- [Required task]:
Return all of the data exactly as given.
▼
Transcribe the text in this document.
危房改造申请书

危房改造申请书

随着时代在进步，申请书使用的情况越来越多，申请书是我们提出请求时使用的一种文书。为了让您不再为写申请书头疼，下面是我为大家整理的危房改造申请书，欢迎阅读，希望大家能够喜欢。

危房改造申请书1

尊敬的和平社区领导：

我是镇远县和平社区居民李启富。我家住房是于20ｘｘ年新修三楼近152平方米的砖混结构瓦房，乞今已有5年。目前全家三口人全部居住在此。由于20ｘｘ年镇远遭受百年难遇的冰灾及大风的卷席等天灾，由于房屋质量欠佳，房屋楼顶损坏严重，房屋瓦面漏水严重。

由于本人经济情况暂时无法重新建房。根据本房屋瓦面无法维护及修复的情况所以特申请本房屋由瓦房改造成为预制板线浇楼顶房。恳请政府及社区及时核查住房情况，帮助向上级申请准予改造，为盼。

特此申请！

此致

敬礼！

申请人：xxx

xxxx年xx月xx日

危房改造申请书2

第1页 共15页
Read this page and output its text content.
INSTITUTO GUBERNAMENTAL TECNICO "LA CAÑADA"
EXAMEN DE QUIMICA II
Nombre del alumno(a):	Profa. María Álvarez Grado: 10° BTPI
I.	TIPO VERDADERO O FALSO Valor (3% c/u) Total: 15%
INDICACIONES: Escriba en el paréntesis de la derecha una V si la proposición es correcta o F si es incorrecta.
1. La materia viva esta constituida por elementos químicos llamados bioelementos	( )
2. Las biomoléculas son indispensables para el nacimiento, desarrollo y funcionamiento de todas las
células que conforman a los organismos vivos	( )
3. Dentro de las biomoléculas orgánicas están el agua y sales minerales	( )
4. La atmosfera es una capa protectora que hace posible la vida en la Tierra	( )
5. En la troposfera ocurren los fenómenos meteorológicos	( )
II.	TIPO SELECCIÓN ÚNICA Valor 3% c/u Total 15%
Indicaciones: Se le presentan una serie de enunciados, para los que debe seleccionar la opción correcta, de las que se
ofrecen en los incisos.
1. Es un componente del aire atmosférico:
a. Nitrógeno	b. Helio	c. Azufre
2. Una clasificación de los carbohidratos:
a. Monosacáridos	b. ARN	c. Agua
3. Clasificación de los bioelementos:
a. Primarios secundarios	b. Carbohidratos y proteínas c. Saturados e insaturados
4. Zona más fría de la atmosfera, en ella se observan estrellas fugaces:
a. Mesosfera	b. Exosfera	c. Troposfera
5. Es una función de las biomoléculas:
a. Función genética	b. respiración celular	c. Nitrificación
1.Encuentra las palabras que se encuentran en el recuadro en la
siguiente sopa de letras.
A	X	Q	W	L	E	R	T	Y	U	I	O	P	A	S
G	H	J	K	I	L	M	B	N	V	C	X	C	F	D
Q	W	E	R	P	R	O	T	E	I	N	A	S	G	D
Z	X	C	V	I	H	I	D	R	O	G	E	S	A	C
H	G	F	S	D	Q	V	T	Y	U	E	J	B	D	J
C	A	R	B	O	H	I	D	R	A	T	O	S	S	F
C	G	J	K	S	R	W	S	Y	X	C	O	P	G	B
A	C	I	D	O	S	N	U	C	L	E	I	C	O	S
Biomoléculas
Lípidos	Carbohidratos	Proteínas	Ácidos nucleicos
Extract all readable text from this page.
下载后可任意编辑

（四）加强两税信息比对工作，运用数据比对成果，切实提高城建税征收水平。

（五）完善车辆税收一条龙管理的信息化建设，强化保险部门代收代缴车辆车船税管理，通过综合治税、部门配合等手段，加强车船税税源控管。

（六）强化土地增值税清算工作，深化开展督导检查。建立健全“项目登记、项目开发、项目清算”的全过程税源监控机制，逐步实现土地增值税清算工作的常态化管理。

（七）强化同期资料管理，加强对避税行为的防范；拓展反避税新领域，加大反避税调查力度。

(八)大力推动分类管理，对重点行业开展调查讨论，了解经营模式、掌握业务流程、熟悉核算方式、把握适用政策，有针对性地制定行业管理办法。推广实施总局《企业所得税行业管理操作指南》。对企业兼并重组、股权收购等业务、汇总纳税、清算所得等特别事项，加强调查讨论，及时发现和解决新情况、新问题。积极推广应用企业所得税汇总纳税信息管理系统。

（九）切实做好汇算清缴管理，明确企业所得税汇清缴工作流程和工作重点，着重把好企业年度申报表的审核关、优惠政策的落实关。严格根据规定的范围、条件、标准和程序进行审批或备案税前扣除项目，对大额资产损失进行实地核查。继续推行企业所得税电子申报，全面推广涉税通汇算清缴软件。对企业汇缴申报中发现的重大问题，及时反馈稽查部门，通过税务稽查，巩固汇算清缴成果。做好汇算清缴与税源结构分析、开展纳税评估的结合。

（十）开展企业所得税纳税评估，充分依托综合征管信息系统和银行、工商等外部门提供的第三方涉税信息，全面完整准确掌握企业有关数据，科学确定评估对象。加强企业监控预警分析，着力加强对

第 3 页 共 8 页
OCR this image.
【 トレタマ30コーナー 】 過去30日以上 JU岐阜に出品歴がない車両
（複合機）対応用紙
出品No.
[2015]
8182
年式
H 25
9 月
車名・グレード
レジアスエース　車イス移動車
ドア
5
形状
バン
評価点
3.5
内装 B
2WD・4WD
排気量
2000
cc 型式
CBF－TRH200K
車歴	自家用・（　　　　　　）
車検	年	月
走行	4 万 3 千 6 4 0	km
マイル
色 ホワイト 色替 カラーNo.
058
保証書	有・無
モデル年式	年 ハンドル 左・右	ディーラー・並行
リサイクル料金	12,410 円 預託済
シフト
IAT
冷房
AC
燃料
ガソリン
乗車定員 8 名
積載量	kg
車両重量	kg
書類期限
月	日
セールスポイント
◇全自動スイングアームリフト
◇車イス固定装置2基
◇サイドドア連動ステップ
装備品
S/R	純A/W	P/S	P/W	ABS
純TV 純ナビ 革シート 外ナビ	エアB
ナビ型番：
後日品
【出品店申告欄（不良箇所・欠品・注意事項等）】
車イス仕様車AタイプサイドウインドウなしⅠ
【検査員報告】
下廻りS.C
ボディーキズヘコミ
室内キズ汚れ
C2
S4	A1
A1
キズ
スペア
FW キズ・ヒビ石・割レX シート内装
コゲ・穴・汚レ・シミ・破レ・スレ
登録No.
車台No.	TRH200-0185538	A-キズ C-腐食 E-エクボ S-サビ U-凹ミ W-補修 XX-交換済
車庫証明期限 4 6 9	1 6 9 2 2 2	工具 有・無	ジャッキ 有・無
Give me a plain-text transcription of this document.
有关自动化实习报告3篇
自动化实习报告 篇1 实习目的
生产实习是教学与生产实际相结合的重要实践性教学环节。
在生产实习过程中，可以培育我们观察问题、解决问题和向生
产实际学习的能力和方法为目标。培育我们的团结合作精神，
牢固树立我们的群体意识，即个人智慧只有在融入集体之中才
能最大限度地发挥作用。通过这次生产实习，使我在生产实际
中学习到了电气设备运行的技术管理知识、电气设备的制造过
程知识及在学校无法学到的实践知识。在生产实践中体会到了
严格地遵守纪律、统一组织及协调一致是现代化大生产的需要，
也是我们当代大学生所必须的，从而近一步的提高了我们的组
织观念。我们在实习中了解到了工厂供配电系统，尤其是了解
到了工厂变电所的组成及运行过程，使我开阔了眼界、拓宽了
▲
- [Finished task]:
Transcribe the text in this document.
危房改造申请书

危房改造申请书

随着时代在进步，申请书使用的情况越来越多，申请书是我们提出请求时使用的一种文书。为了让您不再为写申请书头疼，下面是我为大家整理的危房改造申请书，欢迎阅读，希望大家能够喜欢。

危房改造申请书1

尊敬的和平社区领导：

我是镇远县和平社区居民李启富。我家住房是于20ｘｘ年新修三楼近152平方米的砖混结构瓦房，乞今已有5年。目前全家三口人全部居住在此。由于20ｘｘ年镇远遭受百年难遇的冰灾及大风的卷席等天灾，由于房屋质量欠佳，房屋楼顶损坏严重，房屋瓦面漏水严重。

由于本人经济情况暂时无法重新建房。根据本房屋瓦面无法维护及修复的情况所以特申请本房屋由瓦房改造成为预制板线浇楼顶房。恳请政府及社区及时核查住房情况，帮助向上级申请准予改造，为盼。

特此申请！

此致

敬礼！

申请人：xxx

xxxx年xx月xx日

危房改造申请书2

第1页 共15页
Read this page and output its text content.
INSTITUTO GUBERNAMENTAL TECNICO "LA CAÑADA"
EXAMEN DE QUIMICA II
Nombre del alumno(a):	Profa. María Álvarez Grado: 10° BTPI
I.	TIPO VERDADERO O FALSO Valor (3% c/u) Total: 15%
INDICACIONES: Escriba en el paréntesis de la derecha una V si la proposición es correcta o F si es incorrecta.
1. La materia viva esta constituida por elementos químicos llamados bioelementos	( )
2. Las biomoléculas son indispensables para el nacimiento, desarrollo y funcionamiento de todas las
células que conforman a los organismos vivos	( )
3. Dentro de las biomoléculas orgánicas están el agua y sales minerales	( )
4. La atmosfera es una capa protectora que hace posible la vida en la Tierra	( )
5. En la troposfera ocurren los fenómenos meteorológicos	( )
II.	TIPO SELECCIÓN ÚNICA Valor 3% c/u Total 15%
Indicaciones: Se le presentan una serie de enunciados, para los que debe seleccionar la opción correcta, de las que se
ofrecen en los incisos.
1. Es un componente del aire atmosférico:
a. Nitrógeno	b. Helio	c. Azufre
2. Una clasificación de los carbohidratos:
a. Monosacáridos	b. ARN	c. Agua
3. Clasificación de los bioelementos:
a. Primarios secundarios	b. Carbohidratos y proteínas c. Saturados e insaturados
4. Zona más fría de la atmosfera, en ella se observan estrellas fugaces:
a. Mesosfera	b. Exosfera	c. Troposfera
5. Es una función de las biomoléculas:
a. Función genética	b. respiración celular	c. Nitrificación
1.Encuentra las palabras que se encuentran en el recuadro en la
siguiente sopa de letras.
A	X	Q	W	L	E	R	T	Y	U	I	O	P	A	S
G	H	J	K	I	L	M	B	N	V	C	X	C	F	D
Q	W	E	R	P	R	O	T	E	I	N	A	S	G	D
Z	X	C	V	I	H	I	D	R	O	G	E	S	A	C
H	G	F	S	D	Q	V	T	Y	U	E	J	B	D	J
C	A	R	B	O	H	I	D	R	A	T	O	S	S	F
C	G	J	K	S	R	W	S	Y	X	C	O	P	G	B
A	C	I	D	O	S	N	U	C	L	E	I	C	O	S
Biomoléculas
Lípidos	Carbohidratos	Proteínas	Ácidos nucleicos
Extract all readable text from this page.
下载后可任意编辑

（四）加强两税信息比对工作，运用数据比对成果，切实提高城建税征收水平。

（五）完善车辆税收一条龙管理的信息化建设，强化保险部门代收代缴车辆车船税管理，通过综合治税、部门配合等手段，加强车船税税源控管。

（六）强化土地增值税清算工作，深化开展督导检查。建立健全“项目登记、项目开发、项目清算”的全过程税源监控机制，逐步实现土地增值税清算工作的常态化管理。

（七）强化同期资料管理，加强对避税行为的防范；拓展反避税新领域，加大反避税调查力度。

(八)大力推动分类管理，对重点行业开展调查讨论，了解经营模式、掌握业务流程、熟悉核算方式、把握适用政策，有针对性地制定行业管理办法。推广实施总局《企业所得税行业管理操作指南》。对企业兼并重组、股权收购等业务、汇总纳税、清算所得等特别事项，加强调查讨论，及时发现和解决新情况、新问题。积极推广应用企业所得税汇总纳税信息管理系统。

（九）切实做好汇算清缴管理，明确企业所得税汇清缴工作流程和工作重点，着重把好企业年度申报表的审核关、优惠政策的落实关。严格根据规定的范围、条件、标准和程序进行审批或备案税前扣除项目，对大额资产损失进行实地核查。继续推行企业所得税电子申报，全面推广涉税通汇算清缴软件。对企业汇缴申报中发现的重大问题，及时反馈稽查部门，通过税务稽查，巩固汇算清缴成果。做好汇算清缴与税源结构分析、开展纳税评估的结合。

（十）开展企业所得税纳税评估，充分依托综合征管信息系统和银行、工商等外部门提供的第三方涉税信息，全面完整准确掌握企业有关数据，科学确定评估对象。加强企业监控预警分析，着力加强对

第 3 页 共 8 页
OCR this image.
【 トレタマ30コーナー 】 過去30日以上 JU岐阜に出品歴がない車両
（複合機）対応用紙
出品No.
[2015]
8182
年式
H 25
9 月
車名・グレード
レジアスエース　車イス移動車
ドア
5
形状
バン
評価点
3.5
内装 B
2WD・4WD
排気量
2000
cc 型式
CBF－TRH200K
車歴	自家用・（　　　　　　）
車検	年	月
走行	4 万 3 千 6 4 0	km
マイル
色 ホワイト 色替 カラーNo.
058
保証書	有・無
モデル年式	年 ハンドル 左・右	ディーラー・並行
リサイクル料金	12,410 円 預託済
シフト
IAT
冷房
AC
燃料
ガソリン
乗車定員 8 名
積載量	kg
車両重量	kg
書類期限
月	日
セールスポイント
◇全自動スイングアームリフト
◇車イス固定装置2基
◇サイドドア連動ステップ
装備品
S/R	純A/W	P/S	P/W	ABS
純TV 純ナビ 革シート 外ナビ	エアB
ナビ型番：
後日品
【出品店申告欄（不良箇所・欠品・注意事項等）】
車イス仕様車AタイプサイドウインドウなしⅠ
【検査員報告】
下廻りS.C
ボディーキズヘコミ
室内キズ汚れ
C2
S4	A1
A1
キズ
スペア
FW キズ・ヒビ石・割レX シート内装
コゲ・穴・汚レ・シミ・破レ・スレ
登録No.
車台No.	TRH200-0185538	A-キズ C-腐食 E-エクボ S-サビ U-凹ミ W-補修 XX-交換済
車庫証明期限 4 6 9	1 6 9 2 2 2	工具 有・無	ジャッキ 有・無
Give me a plain-text transcription of this document.
有关自动化实习报告3篇
自动化实习报告 篇1 实习目的
生产实习是教学与生产实际相结合的重要实践性教学环节。
在生产实习过程中，可以培育我们观察问题、解决问题和向生
产实际学习的能力和方法为目标。培育我们的团结合作精神，
牢固树立我们的群体意识，即个人智慧只有在融入集体之中才
能最大限度地发挥作用。通过这次生产实习，使我在生产实际
中学习到了电气设备运行的技术管理知识、电气设备的制造过
程知识及在学校无法学到的实践知识。在生产实践中体会到了
严格地遵守纪律、统一组织及协调一致是现代化大生产的需要，
也是我们当代大学生所必须的，从而近一步的提高了我们的组
织观念。我们在实习中了解到了工厂供配电系统，尤其是了解
到了工厂变电所的组成及运行过程，使我开阔了眼界、拓宽了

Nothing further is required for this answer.